Reproduce the full listing below unchanged, apart from the pictures.

======== Entries

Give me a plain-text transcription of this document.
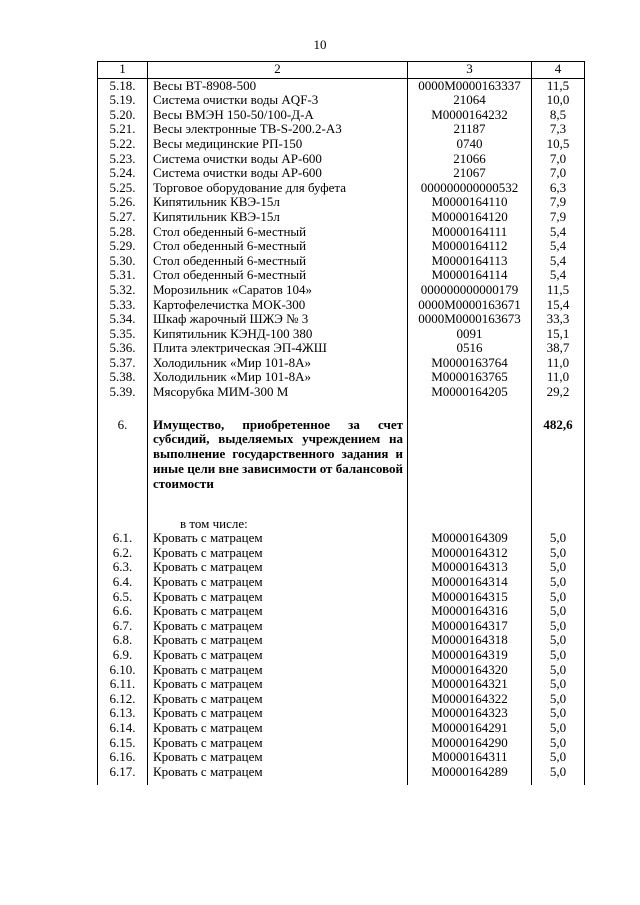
10
1	2	3	4
5.18.	Весы ВТ-8908-500	0000М0000163337	11,5
5.19.	Система очистки воды AQF-3	21064	10,0
5.20.	Весы ВМЭН 150-50/100-Д-А	М0000164232	8,5
5.21.	Весы электронные ТВ-S-200.2-А3	21187	7,3
5.22.	Весы медицинские РП-150	0740	10,5
5.23.	Система очистки воды АР-600	21066	7,0
5.24.	Система очистки воды АР-600	21067	7,0
5.25.	Торговое оборудование для буфета	000000000000532	6,3
5.26.	Кипятильник КВЭ-15л	М0000164110	7,9
5.27.	Кипятильник КВЭ-15л	М0000164120	7,9
5.28.	Стол обеденный 6-местный	М0000164111	5,4
5.29.	Стол обеденный 6-местный	М0000164112	5,4
5.30.	Стол обеденный 6-местный	М0000164113	5,4
5.31.	Стол обеденный 6-местный	М0000164114	5,4
5.32.	Морозильник «Саратов 104»	000000000000179	11,5
5.33.	Картофелечистка МОК-300	0000М0000163671	15,4
5.34.	Шкаф жарочный ШЖЭ № 3	0000М0000163673	33,3
5.35.	Кипятильник КЭНД-100 380	0091	15,1
5.36.	Плита электрическая ЭП-4ЖШ	0516	38,7
5.37.	Холодильник «Мир 101-8А»	М0000163764	11,0
5.38.	Холодильник «Мир 101-8А»	М0000163765	11,0
5.39.	Мясорубка МИМ-300 М	М0000164205	29,2
6.	Имущество, приобретенное за счет субсидий, выделяемых учреждением на выполнение государственного задания и иные цели вне зависимости от балансовой стоимости		482,6
	в том числе:		
6.1.	Кровать с матрацем	М0000164309	5,0
6.2.	Кровать с матрацем	М0000164312	5,0
6.3.	Кровать с матрацем	М0000164313	5,0
6.4.	Кровать с матрацем	М0000164314	5,0
6.5.	Кровать с матрацем	М0000164315	5,0
6.6.	Кровать с матрацем	М0000164316	5,0
6.7.	Кровать с матрацем	М0000164317	5,0
6.8.	Кровать с матрацем	М0000164318	5,0
6.9.	Кровать с матрацем	М0000164319	5,0
6.10.	Кровать с матрацем	М0000164320	5,0
6.11.	Кровать с матрацем	М0000164321	5,0
6.12.	Кровать с матрацем	М0000164322	5,0
6.13.	Кровать с матрацем	М0000164323	5,0
6.14.	Кровать с матрацем	М0000164291	5,0
6.15.	Кровать с матрацем	М0000164290	5,0
6.16.	Кровать с матрацем	М0000164311	5,0
6.17.	Кровать с матрацем	М0000164289	5,0
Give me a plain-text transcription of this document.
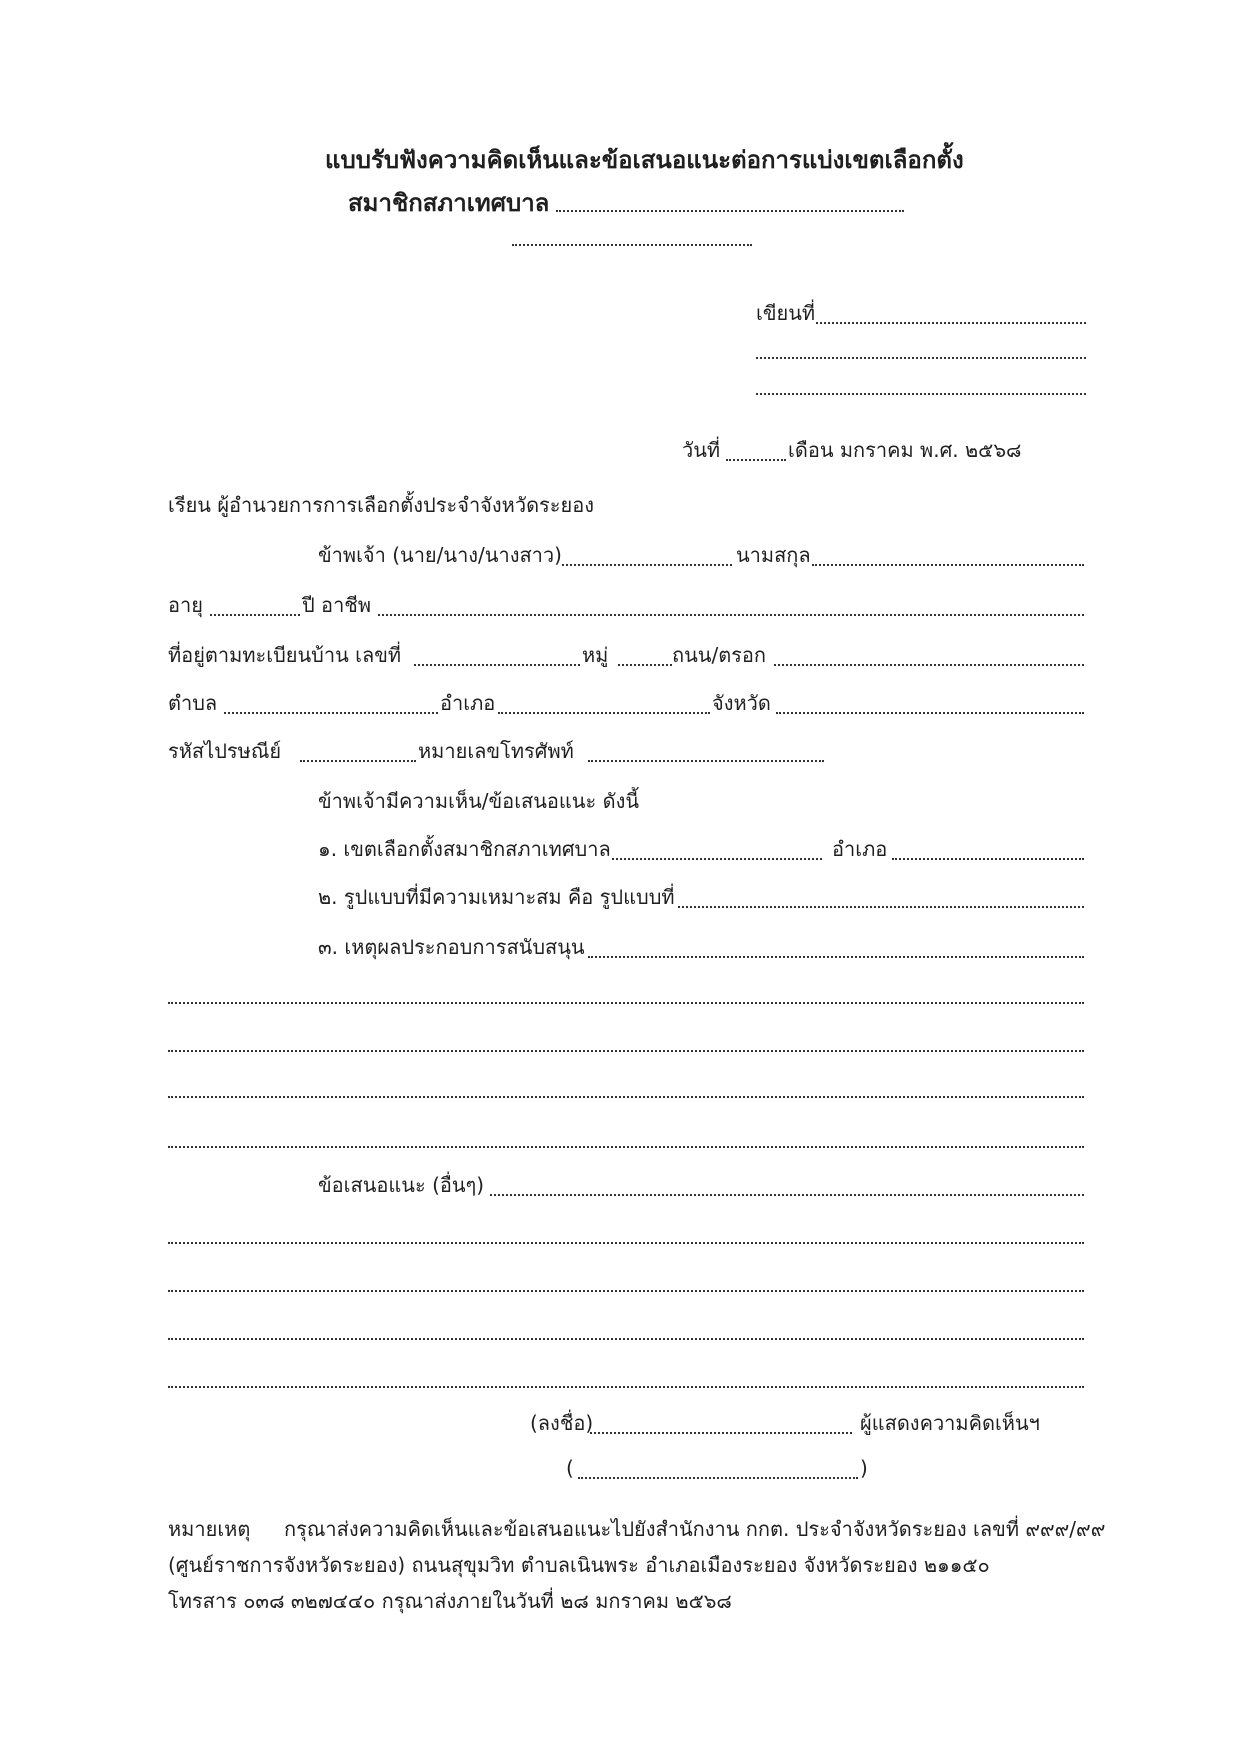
แบบรับฟังความคิดเห็นและข้อเสนอแนะต่อการแบ่งเขตเลือกตั้ง
สมาชิกสภาเทศบาล
เขียนที่
วันที่	เดือน มกราคม พ.ศ. ๒๕๖๘
เรียน ผู้อำนวยการการเลือกตั้งประจำจังหวัดระยอง
ข้าพเจ้า (นาย/นาง/นางสาว)	นามสกุล
อายุ	ปี อาชีพ
ที่อยู่ตามทะเบียนบ้าน เลขที่	หมู่	ถนน/ตรอก
ตำบล	อำเภอ	จังหวัด
รหัสไปรษณีย์	หมายเลขโทรศัพท์
ข้าพเจ้ามีความเห็น/ข้อเสนอแนะ ดังนี้
๑. เขตเลือกตั้งสมาชิกสภาเทศบาล	อำเภอ
๒. รูปแบบที่มีความเหมาะสม คือ รูปแบบที่
๓. เหตุผลประกอบการสนับสนุน
ข้อเสนอแนะ (อื่นๆ)
(ลงชื่อ)	ผู้แสดงความคิดเห็นฯ
(	)
หมายเหตุ กรุณาส่งความคิดเห็นและข้อเสนอแนะไปยังสำนักงาน กกต. ประจำจังหวัดระยอง เลขที่ ๙๙๙/๙๙
(ศูนย์ราชการจังหวัดระยอง) ถนนสุขุมวิท ตำบลเนินพระ อำเภอเมืองระยอง จังหวัดระยอง ๒๑๑๕๐
โทรสาร ๐๓๘ ๓๒๗๔๔๐ กรุณาส่งภายในวันที่ ๒๘ มกราคม ๒๕๖๘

================

• _Exercise result_
Give me a plain-text transcription of this document.
10
1	2	3	4
5.18.	Весы ВТ-8908-500	0000М0000163337	11,5
5.19.	Система очистки воды AQF-3	21064	10,0
5.20.	Весы ВМЭН 150-50/100-Д-А	М0000164232	8,5
5.21.	Весы электронные ТВ-S-200.2-А3	21187	7,3
5.22.	Весы медицинские РП-150	0740	10,5
5.23.	Система очистки воды АР-600	21066	7,0
5.24.	Система очистки воды АР-600	21067	7,0
5.25.	Торговое оборудование для буфета	000000000000532	6,3
5.26.	Кипятильник КВЭ-15л	М0000164110	7,9
5.27.	Кипятильник КВЭ-15л	М0000164120	7,9
5.28.	Стол обеденный 6-местный	М0000164111	5,4
5.29.	Стол обеденный 6-местный	М0000164112	5,4
5.30.	Стол обеденный 6-местный	М0000164113	5,4
5.31.	Стол обеденный 6-местный	М0000164114	5,4
5.32.	Морозильник «Саратов 104»	000000000000179	11,5
5.33.	Картофелечистка МОК-300	0000М0000163671	15,4
5.34.	Шкаф жарочный ШЖЭ № 3	0000М0000163673	33,3
5.35.	Кипятильник КЭНД-100 380	0091	15,1
5.36.	Плита электрическая ЭП-4ЖШ	0516	38,7
5.37.	Холодильник «Мир 101-8А»	М0000163764	11,0
5.38.	Холодильник «Мир 101-8А»	М0000163765	11,0
5.39.	Мясорубка МИМ-300 М	М0000164205	29,2
6.	Имущество, приобретенное за счет субсидий, выделяемых учреждением на выполнение государственного задания и иные цели вне зависимости от балансовой стоимости		482,6
	в том числе:		
6.1.	Кровать с матрацем	М0000164309	5,0
6.2.	Кровать с матрацем	М0000164312	5,0
6.3.	Кровать с матрацем	М0000164313	5,0
6.4.	Кровать с матрацем	М0000164314	5,0
6.5.	Кровать с матрацем	М0000164315	5,0
6.6.	Кровать с матрацем	М0000164316	5,0
6.7.	Кровать с матрацем	М0000164317	5,0
6.8.	Кровать с матрацем	М0000164318	5,0
6.9.	Кровать с матрацем	М0000164319	5,0
6.10.	Кровать с матрацем	М0000164320	5,0
6.11.	Кровать с матрацем	М0000164321	5,0
6.12.	Кровать с матрацем	М0000164322	5,0
6.13.	Кровать с матрацем	М0000164323	5,0
6.14.	Кровать с матрацем	М0000164291	5,0
6.15.	Кровать с матрацем	М0000164290	5,0
6.16.	Кровать с матрацем	М0000164311	5,0
6.17.	Кровать с матрацем	М0000164289	5,0
Give me a plain-text transcription of this document.
แบบรับฟังความคิดเห็นและข้อเสนอแนะต่อการแบ่งเขตเลือกตั้ง
สมาชิกสภาเทศบาล
เขียนที่
วันที่	เดือน มกราคม พ.ศ. ๒๕๖๘
เรียน ผู้อำนวยการการเลือกตั้งประจำจังหวัดระยอง
ข้าพเจ้า (นาย/นาง/นางสาว)	นามสกุล
อายุ	ปี อาชีพ
ที่อยู่ตามทะเบียนบ้าน เลขที่	หมู่	ถนน/ตรอก
ตำบล	อำเภอ	จังหวัด
รหัสไปรษณีย์	หมายเลขโทรศัพท์
ข้าพเจ้ามีความเห็น/ข้อเสนอแนะ ดังนี้
๑. เขตเลือกตั้งสมาชิกสภาเทศบาล	อำเภอ
๒. รูปแบบที่มีความเหมาะสม คือ รูปแบบที่
๓. เหตุผลประกอบการสนับสนุน
ข้อเสนอแนะ (อื่นๆ)
(ลงชื่อ)	ผู้แสดงความคิดเห็นฯ
(	)
หมายเหตุ กรุณาส่งความคิดเห็นและข้อเสนอแนะไปยังสำนักงาน กกต. ประจำจังหวัดระยอง เลขที่ ๙๙๙/๙๙
(ศูนย์ราชการจังหวัดระยอง) ถนนสุขุมวิท ตำบลเนินพระ อำเภอเมืองระยอง จังหวัดระยอง ๒๑๑๕๐
โทรสาร ๐๓๘ ๓๒๗๔๔๐ กรุณาส่งภายในวันที่ ๒๘ มกราคม ๒๕๖๘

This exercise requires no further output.